─── EXTRACTED RECORDS ───

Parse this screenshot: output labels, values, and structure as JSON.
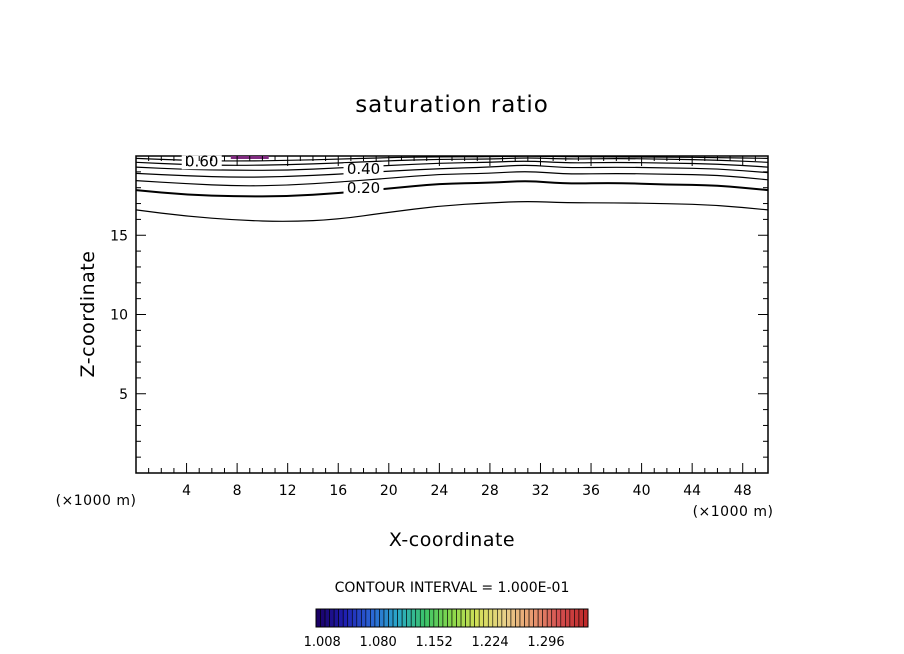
{
  "chart_data": {
    "type": "contour",
    "title": "saturation ratio",
    "xlabel": "X-coordinate",
    "ylabel": "Z-coordinate",
    "x_unit": "(×1000 m)",
    "y_unit": "(×1000 m)",
    "xlim": [
      0,
      50
    ],
    "ylim": [
      0,
      20
    ],
    "x_ticks": [
      4,
      8,
      12,
      16,
      20,
      24,
      28,
      32,
      36,
      40,
      44,
      48
    ],
    "y_ticks": [
      5,
      10,
      15
    ],
    "contour_interval_text": "CONTOUR INTERVAL = 1.000E-01",
    "contours": [
      {
        "level": "0.10",
        "labeled": false,
        "bold": false,
        "x": [
          0,
          4,
          8,
          12,
          16,
          20,
          24,
          28,
          31,
          34,
          38,
          42,
          46,
          50
        ],
        "y": [
          16.6,
          16.2,
          15.95,
          15.85,
          16.0,
          16.45,
          16.85,
          17.05,
          17.15,
          17.05,
          17.05,
          17.0,
          16.9,
          16.6
        ]
      },
      {
        "level": "0.20",
        "labeled": true,
        "bold": true,
        "x": [
          0,
          4,
          8,
          12,
          16,
          20,
          24,
          28,
          31,
          34,
          38,
          42,
          46,
          50
        ],
        "y": [
          17.85,
          17.55,
          17.45,
          17.45,
          17.65,
          17.95,
          18.25,
          18.3,
          18.45,
          18.25,
          18.3,
          18.2,
          18.15,
          17.85
        ]
      },
      {
        "level": "0.30",
        "labeled": false,
        "bold": false,
        "x": [
          0,
          4,
          8,
          12,
          16,
          20,
          24,
          28,
          31,
          34,
          38,
          42,
          46,
          50
        ],
        "y": [
          18.45,
          18.25,
          18.1,
          18.15,
          18.35,
          18.6,
          18.85,
          18.9,
          19.05,
          18.85,
          18.9,
          18.85,
          18.8,
          18.5
        ]
      },
      {
        "level": "0.40",
        "labeled": true,
        "bold": false,
        "x": [
          0,
          4,
          8,
          12,
          16,
          20,
          24,
          28,
          31,
          34,
          38,
          42,
          46,
          50
        ],
        "y": [
          18.9,
          18.75,
          18.65,
          18.7,
          18.85,
          19.05,
          19.2,
          19.3,
          19.45,
          19.25,
          19.3,
          19.25,
          19.2,
          18.95
        ]
      },
      {
        "level": "0.50",
        "labeled": false,
        "bold": false,
        "x": [
          0,
          4,
          8,
          12,
          16,
          20,
          24,
          28,
          31,
          34,
          38,
          42,
          46,
          50
        ],
        "y": [
          19.3,
          19.15,
          19.1,
          19.1,
          19.25,
          19.4,
          19.55,
          19.6,
          19.7,
          19.55,
          19.6,
          19.55,
          19.5,
          19.3
        ]
      },
      {
        "level": "0.60",
        "labeled": true,
        "bold": false,
        "x": [
          0,
          4,
          8,
          12,
          16,
          20,
          24,
          28,
          31,
          34,
          38,
          42,
          46,
          50
        ],
        "y": [
          19.6,
          19.45,
          19.4,
          19.45,
          19.55,
          19.7,
          19.8,
          19.8,
          19.9,
          19.8,
          19.85,
          19.8,
          19.75,
          19.6
        ]
      },
      {
        "level": "0.70",
        "labeled": false,
        "bold": false,
        "x": [
          0,
          4,
          8,
          12,
          16,
          20,
          24,
          28,
          31,
          34,
          38,
          42,
          46,
          50
        ],
        "y": [
          19.85,
          19.72,
          19.68,
          19.72,
          19.8,
          19.9,
          19.95,
          19.95,
          20.0,
          19.95,
          19.95,
          19.93,
          19.9,
          19.85
        ]
      }
    ],
    "contour_labels": [
      {
        "text": "0.60",
        "x": 5.2,
        "y": 19.35
      },
      {
        "text": "0.40",
        "x": 18.0,
        "y": 18.85
      },
      {
        "text": "0.20",
        "x": 18.0,
        "y": 17.65
      }
    ],
    "saturation_patch": {
      "x": [
        7.5,
        10.5
      ],
      "color": "#7f2a7f"
    },
    "colorbar": {
      "tick_labels": [
        "1.008",
        "1.080",
        "1.152",
        "1.224",
        "1.296"
      ],
      "tick_values": [
        1.008,
        1.08,
        1.152,
        1.224,
        1.296
      ],
      "range": [
        1.0,
        1.35
      ],
      "colormap": [
        "#1a0066",
        "#1f1fb0",
        "#2a66d6",
        "#2aaac8",
        "#3cc468",
        "#8ad84a",
        "#d6e05a",
        "#e8d08a",
        "#e89a70",
        "#d45050",
        "#c02a2a"
      ]
    }
  }
}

───

**STATED PROBLEM:** Print the records above exactly as they stand, but leave out the pictures.

**TASK RESULT:**
Parse this screenshot: output labels, values, and structure as JSON.
{
  "chart_data": {
    "type": "contour",
    "title": "saturation ratio",
    "xlabel": "X-coordinate",
    "ylabel": "Z-coordinate",
    "x_unit": "(×1000 m)",
    "y_unit": "(×1000 m)",
    "xlim": [
      0,
      50
    ],
    "ylim": [
      0,
      20
    ],
    "x_ticks": [
      4,
      8,
      12,
      16,
      20,
      24,
      28,
      32,
      36,
      40,
      44,
      48
    ],
    "y_ticks": [
      5,
      10,
      15
    ],
    "contour_interval_text": "CONTOUR INTERVAL = 1.000E-01",
    "contours": [
      {
        "level": "0.10",
        "labeled": false,
        "bold": false,
        "x": [
          0,
          4,
          8,
          12,
          16,
          20,
          24,
          28,
          31,
          34,
          38,
          42,
          46,
          50
        ],
        "y": [
          16.6,
          16.2,
          15.95,
          15.85,
          16.0,
          16.45,
          16.85,
          17.05,
          17.15,
          17.05,
          17.05,
          17.0,
          16.9,
          16.6
        ]
      },
      {
        "level": "0.20",
        "labeled": true,
        "bold": true,
        "x": [
          0,
          4,
          8,
          12,
          16,
          20,
          24,
          28,
          31,
          34,
          38,
          42,
          46,
          50
        ],
        "y": [
          17.85,
          17.55,
          17.45,
          17.45,
          17.65,
          17.95,
          18.25,
          18.3,
          18.45,
          18.25,
          18.3,
          18.2,
          18.15,
          17.85
        ]
      },
      {
        "level": "0.30",
        "labeled": false,
        "bold": false,
        "x": [
          0,
          4,
          8,
          12,
          16,
          20,
          24,
          28,
          31,
          34,
          38,
          42,
          46,
          50
        ],
        "y": [
          18.45,
          18.25,
          18.1,
          18.15,
          18.35,
          18.6,
          18.85,
          18.9,
          19.05,
          18.85,
          18.9,
          18.85,
          18.8,
          18.5
        ]
      },
      {
        "level": "0.40",
        "labeled": true,
        "bold": false,
        "x": [
          0,
          4,
          8,
          12,
          16,
          20,
          24,
          28,
          31,
          34,
          38,
          42,
          46,
          50
        ],
        "y": [
          18.9,
          18.75,
          18.65,
          18.7,
          18.85,
          19.05,
          19.2,
          19.3,
          19.45,
          19.25,
          19.3,
          19.25,
          19.2,
          18.95
        ]
      },
      {
        "level": "0.50",
        "labeled": false,
        "bold": false,
        "x": [
          0,
          4,
          8,
          12,
          16,
          20,
          24,
          28,
          31,
          34,
          38,
          42,
          46,
          50
        ],
        "y": [
          19.3,
          19.15,
          19.1,
          19.1,
          19.25,
          19.4,
          19.55,
          19.6,
          19.7,
          19.55,
          19.6,
          19.55,
          19.5,
          19.3
        ]
      },
      {
        "level": "0.60",
        "labeled": true,
        "bold": false,
        "x": [
          0,
          4,
          8,
          12,
          16,
          20,
          24,
          28,
          31,
          34,
          38,
          42,
          46,
          50
        ],
        "y": [
          19.6,
          19.45,
          19.4,
          19.45,
          19.55,
          19.7,
          19.8,
          19.8,
          19.9,
          19.8,
          19.85,
          19.8,
          19.75,
          19.6
        ]
      },
      {
        "level": "0.70",
        "labeled": false,
        "bold": false,
        "x": [
          0,
          4,
          8,
          12,
          16,
          20,
          24,
          28,
          31,
          34,
          38,
          42,
          46,
          50
        ],
        "y": [
          19.85,
          19.72,
          19.68,
          19.72,
          19.8,
          19.9,
          19.95,
          19.95,
          20.0,
          19.95,
          19.95,
          19.93,
          19.9,
          19.85
        ]
      }
    ],
    "contour_labels": [
      {
        "text": "0.60",
        "x": 5.2,
        "y": 19.35
      },
      {
        "text": "0.40",
        "x": 18.0,
        "y": 18.85
      },
      {
        "text": "0.20",
        "x": 18.0,
        "y": 17.65
      }
    ],
    "saturation_patch": {
      "x": [
        7.5,
        10.5
      ],
      "color": "#7f2a7f"
    },
    "colorbar": {
      "tick_labels": [
        "1.008",
        "1.080",
        "1.152",
        "1.224",
        "1.296"
      ],
      "tick_values": [
        1.008,
        1.08,
        1.152,
        1.224,
        1.296
      ],
      "range": [
        1.0,
        1.35
      ],
      "colormap": [
        "#1a0066",
        "#1f1fb0",
        "#2a66d6",
        "#2aaac8",
        "#3cc468",
        "#8ad84a",
        "#d6e05a",
        "#e8d08a",
        "#e89a70",
        "#d45050",
        "#c02a2a"
      ]
    }
  }
}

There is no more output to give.